Aim:
Transcribe all of the material exactly.

── Data section

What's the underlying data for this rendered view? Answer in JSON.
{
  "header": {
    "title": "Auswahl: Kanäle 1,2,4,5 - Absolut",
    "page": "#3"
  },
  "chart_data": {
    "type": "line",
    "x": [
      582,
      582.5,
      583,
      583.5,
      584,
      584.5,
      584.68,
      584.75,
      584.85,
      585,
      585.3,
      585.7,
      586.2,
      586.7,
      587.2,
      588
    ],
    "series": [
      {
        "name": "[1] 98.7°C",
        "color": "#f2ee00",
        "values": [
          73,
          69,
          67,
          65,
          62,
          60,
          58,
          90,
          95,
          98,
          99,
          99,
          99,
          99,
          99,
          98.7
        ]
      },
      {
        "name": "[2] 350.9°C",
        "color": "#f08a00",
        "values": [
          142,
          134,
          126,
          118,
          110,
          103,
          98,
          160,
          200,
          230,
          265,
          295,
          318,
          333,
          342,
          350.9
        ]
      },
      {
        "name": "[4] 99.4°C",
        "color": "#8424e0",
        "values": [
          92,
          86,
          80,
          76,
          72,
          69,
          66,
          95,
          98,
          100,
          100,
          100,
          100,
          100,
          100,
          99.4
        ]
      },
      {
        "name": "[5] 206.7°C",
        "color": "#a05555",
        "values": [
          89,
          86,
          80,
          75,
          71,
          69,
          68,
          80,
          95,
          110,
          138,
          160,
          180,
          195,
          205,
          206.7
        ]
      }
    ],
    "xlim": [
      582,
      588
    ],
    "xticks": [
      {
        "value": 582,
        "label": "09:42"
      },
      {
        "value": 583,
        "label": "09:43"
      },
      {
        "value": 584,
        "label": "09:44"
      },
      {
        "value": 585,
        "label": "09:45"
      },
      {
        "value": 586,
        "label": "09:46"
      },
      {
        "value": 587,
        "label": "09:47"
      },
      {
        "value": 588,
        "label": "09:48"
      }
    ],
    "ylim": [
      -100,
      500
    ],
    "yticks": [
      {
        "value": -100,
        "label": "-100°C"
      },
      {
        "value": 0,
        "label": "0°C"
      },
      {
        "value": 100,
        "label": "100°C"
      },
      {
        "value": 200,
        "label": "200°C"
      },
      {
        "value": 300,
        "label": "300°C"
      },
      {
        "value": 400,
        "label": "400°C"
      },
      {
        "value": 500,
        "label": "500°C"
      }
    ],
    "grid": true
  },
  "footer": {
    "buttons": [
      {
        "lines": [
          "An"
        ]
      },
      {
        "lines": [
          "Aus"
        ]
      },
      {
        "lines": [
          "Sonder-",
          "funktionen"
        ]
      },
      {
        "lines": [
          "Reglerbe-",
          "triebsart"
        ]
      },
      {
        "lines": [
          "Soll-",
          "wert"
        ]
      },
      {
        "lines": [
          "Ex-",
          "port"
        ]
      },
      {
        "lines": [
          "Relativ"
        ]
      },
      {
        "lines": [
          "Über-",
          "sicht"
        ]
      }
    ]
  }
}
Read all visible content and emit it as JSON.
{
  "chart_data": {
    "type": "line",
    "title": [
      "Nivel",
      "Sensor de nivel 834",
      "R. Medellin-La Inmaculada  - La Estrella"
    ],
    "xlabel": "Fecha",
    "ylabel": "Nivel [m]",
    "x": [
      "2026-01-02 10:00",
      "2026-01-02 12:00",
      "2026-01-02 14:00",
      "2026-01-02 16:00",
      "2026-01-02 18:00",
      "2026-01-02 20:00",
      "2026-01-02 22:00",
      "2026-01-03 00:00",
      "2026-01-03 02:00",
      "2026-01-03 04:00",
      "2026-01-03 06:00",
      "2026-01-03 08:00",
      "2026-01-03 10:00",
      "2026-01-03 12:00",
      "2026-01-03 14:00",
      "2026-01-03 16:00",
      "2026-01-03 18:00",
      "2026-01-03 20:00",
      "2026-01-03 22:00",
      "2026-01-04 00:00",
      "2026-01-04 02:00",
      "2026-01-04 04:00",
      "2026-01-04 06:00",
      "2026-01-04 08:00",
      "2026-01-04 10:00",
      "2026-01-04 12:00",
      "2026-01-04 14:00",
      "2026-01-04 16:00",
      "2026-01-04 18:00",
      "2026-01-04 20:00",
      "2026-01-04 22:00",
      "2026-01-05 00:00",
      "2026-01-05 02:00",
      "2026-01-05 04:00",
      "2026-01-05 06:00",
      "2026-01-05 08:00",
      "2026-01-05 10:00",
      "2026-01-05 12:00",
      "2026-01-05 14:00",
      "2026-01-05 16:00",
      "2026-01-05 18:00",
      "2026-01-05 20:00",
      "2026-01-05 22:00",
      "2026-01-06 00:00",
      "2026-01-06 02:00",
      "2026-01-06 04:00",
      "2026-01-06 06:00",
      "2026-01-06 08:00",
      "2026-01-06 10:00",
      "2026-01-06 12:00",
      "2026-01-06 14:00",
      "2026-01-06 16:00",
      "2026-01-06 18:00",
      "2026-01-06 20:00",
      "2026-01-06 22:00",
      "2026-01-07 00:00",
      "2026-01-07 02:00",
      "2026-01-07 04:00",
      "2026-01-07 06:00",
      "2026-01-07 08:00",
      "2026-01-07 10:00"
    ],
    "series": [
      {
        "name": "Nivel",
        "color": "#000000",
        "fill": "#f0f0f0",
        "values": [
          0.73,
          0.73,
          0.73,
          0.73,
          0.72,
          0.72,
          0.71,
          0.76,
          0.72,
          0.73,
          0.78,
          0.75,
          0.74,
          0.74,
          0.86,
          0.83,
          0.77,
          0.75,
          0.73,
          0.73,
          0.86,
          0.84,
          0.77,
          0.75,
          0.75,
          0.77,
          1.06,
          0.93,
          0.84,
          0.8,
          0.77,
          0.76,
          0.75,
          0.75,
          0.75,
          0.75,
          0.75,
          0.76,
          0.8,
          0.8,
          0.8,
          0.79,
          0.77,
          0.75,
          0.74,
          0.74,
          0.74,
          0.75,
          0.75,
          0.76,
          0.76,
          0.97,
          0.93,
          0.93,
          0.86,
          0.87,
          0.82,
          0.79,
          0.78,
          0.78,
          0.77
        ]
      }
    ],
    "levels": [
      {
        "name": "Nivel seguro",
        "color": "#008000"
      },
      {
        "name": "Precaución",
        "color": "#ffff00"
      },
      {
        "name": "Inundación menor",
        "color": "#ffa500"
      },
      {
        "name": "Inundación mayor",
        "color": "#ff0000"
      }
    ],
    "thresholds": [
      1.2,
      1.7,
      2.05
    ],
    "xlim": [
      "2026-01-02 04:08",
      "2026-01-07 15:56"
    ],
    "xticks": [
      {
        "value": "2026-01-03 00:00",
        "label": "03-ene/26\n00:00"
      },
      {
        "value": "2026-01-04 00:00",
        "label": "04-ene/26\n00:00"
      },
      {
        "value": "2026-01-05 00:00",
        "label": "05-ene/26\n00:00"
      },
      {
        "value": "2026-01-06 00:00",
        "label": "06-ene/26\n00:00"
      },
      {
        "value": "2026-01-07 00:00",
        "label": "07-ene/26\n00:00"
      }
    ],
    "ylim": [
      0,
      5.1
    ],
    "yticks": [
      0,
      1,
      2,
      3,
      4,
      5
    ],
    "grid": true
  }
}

────

Problem solution:
What's the underlying data for this rendered view? Answer in JSON.
{
  "header": {
    "title": "Auswahl: Kanäle 1,2,4,5 - Absolut",
    "page": "#3"
  },
  "chart_data": {
    "type": "line",
    "x": [
      582,
      582.5,
      583,
      583.5,
      584,
      584.5,
      584.68,
      584.75,
      584.85,
      585,
      585.3,
      585.7,
      586.2,
      586.7,
      587.2,
      588
    ],
    "series": [
      {
        "name": "[1] 98.7°C",
        "color": "#f2ee00",
        "values": [
          73,
          69,
          67,
          65,
          62,
          60,
          58,
          90,
          95,
          98,
          99,
          99,
          99,
          99,
          99,
          98.7
        ]
      },
      {
        "name": "[2] 350.9°C",
        "color": "#f08a00",
        "values": [
          142,
          134,
          126,
          118,
          110,
          103,
          98,
          160,
          200,
          230,
          265,
          295,
          318,
          333,
          342,
          350.9
        ]
      },
      {
        "name": "[4] 99.4°C",
        "color": "#8424e0",
        "values": [
          92,
          86,
          80,
          76,
          72,
          69,
          66,
          95,
          98,
          100,
          100,
          100,
          100,
          100,
          100,
          99.4
        ]
      },
      {
        "name": "[5] 206.7°C",
        "color": "#a05555",
        "values": [
          89,
          86,
          80,
          75,
          71,
          69,
          68,
          80,
          95,
          110,
          138,
          160,
          180,
          195,
          205,
          206.7
        ]
      }
    ],
    "xlim": [
      582,
      588
    ],
    "xticks": [
      {
        "value": 582,
        "label": "09:42"
      },
      {
        "value": 583,
        "label": "09:43"
      },
      {
        "value": 584,
        "label": "09:44"
      },
      {
        "value": 585,
        "label": "09:45"
      },
      {
        "value": 586,
        "label": "09:46"
      },
      {
        "value": 587,
        "label": "09:47"
      },
      {
        "value": 588,
        "label": "09:48"
      }
    ],
    "ylim": [
      -100,
      500
    ],
    "yticks": [
      {
        "value": -100,
        "label": "-100°C"
      },
      {
        "value": 0,
        "label": "0°C"
      },
      {
        "value": 100,
        "label": "100°C"
      },
      {
        "value": 200,
        "label": "200°C"
      },
      {
        "value": 300,
        "label": "300°C"
      },
      {
        "value": 400,
        "label": "400°C"
      },
      {
        "value": 500,
        "label": "500°C"
      }
    ],
    "grid": true
  },
  "footer": {
    "buttons": [
      {
        "lines": [
          "An"
        ]
      },
      {
        "lines": [
          "Aus"
        ]
      },
      {
        "lines": [
          "Sonder-",
          "funktionen"
        ]
      },
      {
        "lines": [
          "Reglerbe-",
          "triebsart"
        ]
      },
      {
        "lines": [
          "Soll-",
          "wert"
        ]
      },
      {
        "lines": [
          "Ex-",
          "port"
        ]
      },
      {
        "lines": [
          "Relativ"
        ]
      },
      {
        "lines": [
          "Über-",
          "sicht"
        ]
      }
    ]
  }
}
Read all visible content and emit it as JSON.
{
  "chart_data": {
    "type": "line",
    "title": [
      "Nivel",
      "Sensor de nivel 834",
      "R. Medellin-La Inmaculada  - La Estrella"
    ],
    "xlabel": "Fecha",
    "ylabel": "Nivel [m]",
    "x": [
      "2026-01-02 10:00",
      "2026-01-02 12:00",
      "2026-01-02 14:00",
      "2026-01-02 16:00",
      "2026-01-02 18:00",
      "2026-01-02 20:00",
      "2026-01-02 22:00",
      "2026-01-03 00:00",
      "2026-01-03 02:00",
      "2026-01-03 04:00",
      "2026-01-03 06:00",
      "2026-01-03 08:00",
      "2026-01-03 10:00",
      "2026-01-03 12:00",
      "2026-01-03 14:00",
      "2026-01-03 16:00",
      "2026-01-03 18:00",
      "2026-01-03 20:00",
      "2026-01-03 22:00",
      "2026-01-04 00:00",
      "2026-01-04 02:00",
      "2026-01-04 04:00",
      "2026-01-04 06:00",
      "2026-01-04 08:00",
      "2026-01-04 10:00",
      "2026-01-04 12:00",
      "2026-01-04 14:00",
      "2026-01-04 16:00",
      "2026-01-04 18:00",
      "2026-01-04 20:00",
      "2026-01-04 22:00",
      "2026-01-05 00:00",
      "2026-01-05 02:00",
      "2026-01-05 04:00",
      "2026-01-05 06:00",
      "2026-01-05 08:00",
      "2026-01-05 10:00",
      "2026-01-05 12:00",
      "2026-01-05 14:00",
      "2026-01-05 16:00",
      "2026-01-05 18:00",
      "2026-01-05 20:00",
      "2026-01-05 22:00",
      "2026-01-06 00:00",
      "2026-01-06 02:00",
      "2026-01-06 04:00",
      "2026-01-06 06:00",
      "2026-01-06 08:00",
      "2026-01-06 10:00",
      "2026-01-06 12:00",
      "2026-01-06 14:00",
      "2026-01-06 16:00",
      "2026-01-06 18:00",
      "2026-01-06 20:00",
      "2026-01-06 22:00",
      "2026-01-07 00:00",
      "2026-01-07 02:00",
      "2026-01-07 04:00",
      "2026-01-07 06:00",
      "2026-01-07 08:00",
      "2026-01-07 10:00"
    ],
    "series": [
      {
        "name": "Nivel",
        "color": "#000000",
        "fill": "#f0f0f0",
        "values": [
          0.73,
          0.73,
          0.73,
          0.73,
          0.72,
          0.72,
          0.71,
          0.76,
          0.72,
          0.73,
          0.78,
          0.75,
          0.74,
          0.74,
          0.86,
          0.83,
          0.77,
          0.75,
          0.73,
          0.73,
          0.86,
          0.84,
          0.77,
          0.75,
          0.75,
          0.77,
          1.06,
          0.93,
          0.84,
          0.8,
          0.77,
          0.76,
          0.75,
          0.75,
          0.75,
          0.75,
          0.75,
          0.76,
          0.8,
          0.8,
          0.8,
          0.79,
          0.77,
          0.75,
          0.74,
          0.74,
          0.74,
          0.75,
          0.75,
          0.76,
          0.76,
          0.97,
          0.93,
          0.93,
          0.86,
          0.87,
          0.82,
          0.79,
          0.78,
          0.78,
          0.77
        ]
      }
    ],
    "levels": [
      {
        "name": "Nivel seguro",
        "color": "#008000"
      },
      {
        "name": "Precaución",
        "color": "#ffff00"
      },
      {
        "name": "Inundación menor",
        "color": "#ffa500"
      },
      {
        "name": "Inundación mayor",
        "color": "#ff0000"
      }
    ],
    "thresholds": [
      1.2,
      1.7,
      2.05
    ],
    "xlim": [
      "2026-01-02 04:08",
      "2026-01-07 15:56"
    ],
    "xticks": [
      {
        "value": "2026-01-03 00:00",
        "label": "03-ene/26\n00:00"
      },
      {
        "value": "2026-01-04 00:00",
        "label": "04-ene/26\n00:00"
      },
      {
        "value": "2026-01-05 00:00",
        "label": "05-ene/26\n00:00"
      },
      {
        "value": "2026-01-06 00:00",
        "label": "06-ene/26\n00:00"
      },
      {
        "value": "2026-01-07 00:00",
        "label": "07-ene/26\n00:00"
      }
    ],
    "ylim": [
      0,
      5.1
    ],
    "yticks": [
      0,
      1,
      2,
      3,
      4,
      5
    ],
    "grid": true
  }
}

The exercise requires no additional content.